Chart and figure data:
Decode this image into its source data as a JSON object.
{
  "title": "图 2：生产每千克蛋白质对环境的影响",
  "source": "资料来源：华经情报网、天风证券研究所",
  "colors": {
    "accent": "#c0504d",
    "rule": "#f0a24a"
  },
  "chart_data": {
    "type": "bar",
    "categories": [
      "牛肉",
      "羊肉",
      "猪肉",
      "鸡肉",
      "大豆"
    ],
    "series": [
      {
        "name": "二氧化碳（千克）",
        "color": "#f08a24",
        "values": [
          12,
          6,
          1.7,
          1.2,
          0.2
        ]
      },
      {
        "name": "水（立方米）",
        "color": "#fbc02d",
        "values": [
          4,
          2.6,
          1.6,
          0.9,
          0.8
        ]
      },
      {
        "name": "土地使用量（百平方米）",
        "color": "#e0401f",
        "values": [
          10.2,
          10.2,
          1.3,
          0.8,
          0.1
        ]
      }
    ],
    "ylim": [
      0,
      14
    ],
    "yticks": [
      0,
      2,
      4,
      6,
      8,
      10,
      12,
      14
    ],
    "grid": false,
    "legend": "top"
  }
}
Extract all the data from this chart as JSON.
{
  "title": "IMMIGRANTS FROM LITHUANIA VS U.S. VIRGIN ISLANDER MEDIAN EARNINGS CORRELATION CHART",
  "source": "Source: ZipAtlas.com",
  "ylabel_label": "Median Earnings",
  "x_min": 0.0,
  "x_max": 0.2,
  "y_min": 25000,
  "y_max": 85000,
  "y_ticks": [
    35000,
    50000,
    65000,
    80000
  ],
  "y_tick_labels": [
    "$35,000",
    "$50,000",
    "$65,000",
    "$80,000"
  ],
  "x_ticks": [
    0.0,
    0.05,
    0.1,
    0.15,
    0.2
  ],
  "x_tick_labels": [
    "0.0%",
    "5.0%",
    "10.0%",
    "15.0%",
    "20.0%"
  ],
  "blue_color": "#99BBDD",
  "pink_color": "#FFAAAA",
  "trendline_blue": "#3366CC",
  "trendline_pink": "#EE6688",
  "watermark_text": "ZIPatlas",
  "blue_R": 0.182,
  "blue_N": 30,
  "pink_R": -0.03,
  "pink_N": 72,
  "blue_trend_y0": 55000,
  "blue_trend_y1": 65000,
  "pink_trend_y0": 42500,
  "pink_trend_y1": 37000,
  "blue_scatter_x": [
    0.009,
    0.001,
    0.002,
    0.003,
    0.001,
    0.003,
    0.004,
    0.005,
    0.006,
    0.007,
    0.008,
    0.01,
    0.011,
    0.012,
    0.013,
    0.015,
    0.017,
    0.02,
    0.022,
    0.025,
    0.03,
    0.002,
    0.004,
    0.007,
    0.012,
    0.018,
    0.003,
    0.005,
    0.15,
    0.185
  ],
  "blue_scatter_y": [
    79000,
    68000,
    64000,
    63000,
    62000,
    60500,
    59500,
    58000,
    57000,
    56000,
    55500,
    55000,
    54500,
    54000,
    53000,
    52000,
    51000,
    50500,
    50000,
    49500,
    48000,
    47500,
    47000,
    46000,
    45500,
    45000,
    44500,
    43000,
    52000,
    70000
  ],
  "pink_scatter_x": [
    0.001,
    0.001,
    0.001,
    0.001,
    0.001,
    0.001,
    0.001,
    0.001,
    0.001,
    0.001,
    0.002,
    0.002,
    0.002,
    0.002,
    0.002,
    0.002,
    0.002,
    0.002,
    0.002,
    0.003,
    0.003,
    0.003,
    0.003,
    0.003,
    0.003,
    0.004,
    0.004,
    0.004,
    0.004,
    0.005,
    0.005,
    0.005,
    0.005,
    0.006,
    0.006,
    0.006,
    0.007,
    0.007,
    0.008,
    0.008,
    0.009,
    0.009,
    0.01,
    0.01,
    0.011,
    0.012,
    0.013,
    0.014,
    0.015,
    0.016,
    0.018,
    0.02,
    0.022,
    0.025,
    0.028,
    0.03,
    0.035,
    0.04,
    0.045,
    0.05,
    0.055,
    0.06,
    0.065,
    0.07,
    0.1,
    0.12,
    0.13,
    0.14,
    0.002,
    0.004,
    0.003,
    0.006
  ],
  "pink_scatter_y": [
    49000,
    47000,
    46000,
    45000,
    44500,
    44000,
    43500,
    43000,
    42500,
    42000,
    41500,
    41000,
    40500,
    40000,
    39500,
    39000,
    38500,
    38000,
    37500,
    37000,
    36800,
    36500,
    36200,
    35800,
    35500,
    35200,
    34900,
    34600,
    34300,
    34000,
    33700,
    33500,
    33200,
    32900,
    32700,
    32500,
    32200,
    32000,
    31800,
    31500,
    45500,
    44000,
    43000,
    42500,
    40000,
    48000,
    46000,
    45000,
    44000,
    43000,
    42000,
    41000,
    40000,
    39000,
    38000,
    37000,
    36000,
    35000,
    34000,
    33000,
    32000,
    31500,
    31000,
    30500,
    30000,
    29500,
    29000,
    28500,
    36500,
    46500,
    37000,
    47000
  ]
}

Problem statement: Pick out every line with the string "this" and copy it.

Expected answer:
Decode this image into its source data as a JSON object.
Extract all the data from this chart as JSON.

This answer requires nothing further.